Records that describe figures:
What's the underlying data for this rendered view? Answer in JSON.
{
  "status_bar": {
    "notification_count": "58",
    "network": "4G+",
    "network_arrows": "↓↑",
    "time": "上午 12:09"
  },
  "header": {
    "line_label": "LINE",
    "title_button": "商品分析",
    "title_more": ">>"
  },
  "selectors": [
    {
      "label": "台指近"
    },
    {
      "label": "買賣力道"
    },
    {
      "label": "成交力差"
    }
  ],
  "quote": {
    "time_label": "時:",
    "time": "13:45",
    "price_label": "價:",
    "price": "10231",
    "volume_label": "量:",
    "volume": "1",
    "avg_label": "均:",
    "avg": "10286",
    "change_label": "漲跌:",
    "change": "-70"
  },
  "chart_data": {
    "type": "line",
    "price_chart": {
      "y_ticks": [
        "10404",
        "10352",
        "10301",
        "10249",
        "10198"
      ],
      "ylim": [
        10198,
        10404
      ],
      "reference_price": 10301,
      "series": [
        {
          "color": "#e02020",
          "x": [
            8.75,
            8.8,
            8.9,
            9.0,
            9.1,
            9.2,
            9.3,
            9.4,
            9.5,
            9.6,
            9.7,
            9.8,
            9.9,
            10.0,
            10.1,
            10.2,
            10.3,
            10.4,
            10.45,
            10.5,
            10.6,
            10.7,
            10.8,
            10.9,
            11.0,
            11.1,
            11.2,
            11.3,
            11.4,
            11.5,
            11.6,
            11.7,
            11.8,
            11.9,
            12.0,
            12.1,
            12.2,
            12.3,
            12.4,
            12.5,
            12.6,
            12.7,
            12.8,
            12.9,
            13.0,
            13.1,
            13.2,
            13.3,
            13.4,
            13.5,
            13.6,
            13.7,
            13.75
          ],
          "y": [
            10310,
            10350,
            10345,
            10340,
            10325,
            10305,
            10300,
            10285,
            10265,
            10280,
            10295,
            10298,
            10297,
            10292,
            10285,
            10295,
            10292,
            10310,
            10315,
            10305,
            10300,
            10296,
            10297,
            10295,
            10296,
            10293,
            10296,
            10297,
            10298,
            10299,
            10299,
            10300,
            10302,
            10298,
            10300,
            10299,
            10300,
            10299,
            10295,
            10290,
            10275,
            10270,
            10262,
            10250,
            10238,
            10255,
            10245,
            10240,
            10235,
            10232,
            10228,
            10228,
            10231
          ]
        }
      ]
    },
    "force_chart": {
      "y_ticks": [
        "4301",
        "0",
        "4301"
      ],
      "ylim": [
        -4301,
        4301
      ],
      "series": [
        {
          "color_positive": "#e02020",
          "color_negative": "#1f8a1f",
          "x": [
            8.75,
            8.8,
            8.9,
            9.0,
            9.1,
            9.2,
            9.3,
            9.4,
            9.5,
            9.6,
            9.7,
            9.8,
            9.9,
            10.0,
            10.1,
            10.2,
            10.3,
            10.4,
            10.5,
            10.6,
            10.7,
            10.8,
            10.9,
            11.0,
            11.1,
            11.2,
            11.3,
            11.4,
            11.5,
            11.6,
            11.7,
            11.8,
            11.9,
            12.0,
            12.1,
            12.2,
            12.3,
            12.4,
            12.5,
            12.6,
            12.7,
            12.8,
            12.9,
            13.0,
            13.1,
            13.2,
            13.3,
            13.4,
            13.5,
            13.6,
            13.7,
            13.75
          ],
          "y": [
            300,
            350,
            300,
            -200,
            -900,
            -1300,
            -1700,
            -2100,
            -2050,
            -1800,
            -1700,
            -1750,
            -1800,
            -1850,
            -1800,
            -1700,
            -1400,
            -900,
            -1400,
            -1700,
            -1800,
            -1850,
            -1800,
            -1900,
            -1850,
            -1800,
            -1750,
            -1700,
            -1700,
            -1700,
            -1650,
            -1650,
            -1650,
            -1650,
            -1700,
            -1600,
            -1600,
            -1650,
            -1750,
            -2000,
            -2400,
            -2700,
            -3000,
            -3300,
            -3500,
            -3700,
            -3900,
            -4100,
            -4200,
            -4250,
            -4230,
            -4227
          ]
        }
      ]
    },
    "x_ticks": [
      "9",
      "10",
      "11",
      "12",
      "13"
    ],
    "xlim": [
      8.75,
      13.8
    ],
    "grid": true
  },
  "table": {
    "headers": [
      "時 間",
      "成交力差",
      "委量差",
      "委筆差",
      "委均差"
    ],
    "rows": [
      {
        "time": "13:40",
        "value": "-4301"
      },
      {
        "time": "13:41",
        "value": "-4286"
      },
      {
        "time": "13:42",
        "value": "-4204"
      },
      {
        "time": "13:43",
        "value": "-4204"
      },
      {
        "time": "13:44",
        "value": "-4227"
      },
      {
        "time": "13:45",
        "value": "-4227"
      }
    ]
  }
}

▶ Task prompt:
Print every line of the records exactly. Omit nothing.

▶ Solution:
What's the underlying data for this rendered view? Answer in JSON.
{
  "status_bar": {
    "notification_count": "58",
    "network": "4G+",
    "network_arrows": "↓↑",
    "time": "上午 12:09"
  },
  "header": {
    "line_label": "LINE",
    "title_button": "商品分析",
    "title_more": ">>"
  },
  "selectors": [
    {
      "label": "台指近"
    },
    {
      "label": "買賣力道"
    },
    {
      "label": "成交力差"
    }
  ],
  "quote": {
    "time_label": "時:",
    "time": "13:45",
    "price_label": "價:",
    "price": "10231",
    "volume_label": "量:",
    "volume": "1",
    "avg_label": "均:",
    "avg": "10286",
    "change_label": "漲跌:",
    "change": "-70"
  },
  "chart_data": {
    "type": "line",
    "price_chart": {
      "y_ticks": [
        "10404",
        "10352",
        "10301",
        "10249",
        "10198"
      ],
      "ylim": [
        10198,
        10404
      ],
      "reference_price": 10301,
      "series": [
        {
          "color": "#e02020",
          "x": [
            8.75,
            8.8,
            8.9,
            9.0,
            9.1,
            9.2,
            9.3,
            9.4,
            9.5,
            9.6,
            9.7,
            9.8,
            9.9,
            10.0,
            10.1,
            10.2,
            10.3,
            10.4,
            10.45,
            10.5,
            10.6,
            10.7,
            10.8,
            10.9,
            11.0,
            11.1,
            11.2,
            11.3,
            11.4,
            11.5,
            11.6,
            11.7,
            11.8,
            11.9,
            12.0,
            12.1,
            12.2,
            12.3,
            12.4,
            12.5,
            12.6,
            12.7,
            12.8,
            12.9,
            13.0,
            13.1,
            13.2,
            13.3,
            13.4,
            13.5,
            13.6,
            13.7,
            13.75
          ],
          "y": [
            10310,
            10350,
            10345,
            10340,
            10325,
            10305,
            10300,
            10285,
            10265,
            10280,
            10295,
            10298,
            10297,
            10292,
            10285,
            10295,
            10292,
            10310,
            10315,
            10305,
            10300,
            10296,
            10297,
            10295,
            10296,
            10293,
            10296,
            10297,
            10298,
            10299,
            10299,
            10300,
            10302,
            10298,
            10300,
            10299,
            10300,
            10299,
            10295,
            10290,
            10275,
            10270,
            10262,
            10250,
            10238,
            10255,
            10245,
            10240,
            10235,
            10232,
            10228,
            10228,
            10231
          ]
        }
      ]
    },
    "force_chart": {
      "y_ticks": [
        "4301",
        "0",
        "4301"
      ],
      "ylim": [
        -4301,
        4301
      ],
      "series": [
        {
          "color_positive": "#e02020",
          "color_negative": "#1f8a1f",
          "x": [
            8.75,
            8.8,
            8.9,
            9.0,
            9.1,
            9.2,
            9.3,
            9.4,
            9.5,
            9.6,
            9.7,
            9.8,
            9.9,
            10.0,
            10.1,
            10.2,
            10.3,
            10.4,
            10.5,
            10.6,
            10.7,
            10.8,
            10.9,
            11.0,
            11.1,
            11.2,
            11.3,
            11.4,
            11.5,
            11.6,
            11.7,
            11.8,
            11.9,
            12.0,
            12.1,
            12.2,
            12.3,
            12.4,
            12.5,
            12.6,
            12.7,
            12.8,
            12.9,
            13.0,
            13.1,
            13.2,
            13.3,
            13.4,
            13.5,
            13.6,
            13.7,
            13.75
          ],
          "y": [
            300,
            350,
            300,
            -200,
            -900,
            -1300,
            -1700,
            -2100,
            -2050,
            -1800,
            -1700,
            -1750,
            -1800,
            -1850,
            -1800,
            -1700,
            -1400,
            -900,
            -1400,
            -1700,
            -1800,
            -1850,
            -1800,
            -1900,
            -1850,
            -1800,
            -1750,
            -1700,
            -1700,
            -1700,
            -1650,
            -1650,
            -1650,
            -1650,
            -1700,
            -1600,
            -1600,
            -1650,
            -1750,
            -2000,
            -2400,
            -2700,
            -3000,
            -3300,
            -3500,
            -3700,
            -3900,
            -4100,
            -4200,
            -4250,
            -4230,
            -4227
          ]
        }
      ]
    },
    "x_ticks": [
      "9",
      "10",
      "11",
      "12",
      "13"
    ],
    "xlim": [
      8.75,
      13.8
    ],
    "grid": true
  },
  "table": {
    "headers": [
      "時 間",
      "成交力差",
      "委量差",
      "委筆差",
      "委均差"
    ],
    "rows": [
      {
        "time": "13:40",
        "value": "-4301"
      },
      {
        "time": "13:41",
        "value": "-4286"
      },
      {
        "time": "13:42",
        "value": "-4204"
      },
      {
        "time": "13:43",
        "value": "-4204"
      },
      {
        "time": "13:44",
        "value": "-4227"
      },
      {
        "time": "13:45",
        "value": "-4227"
      }
    ]
  }
}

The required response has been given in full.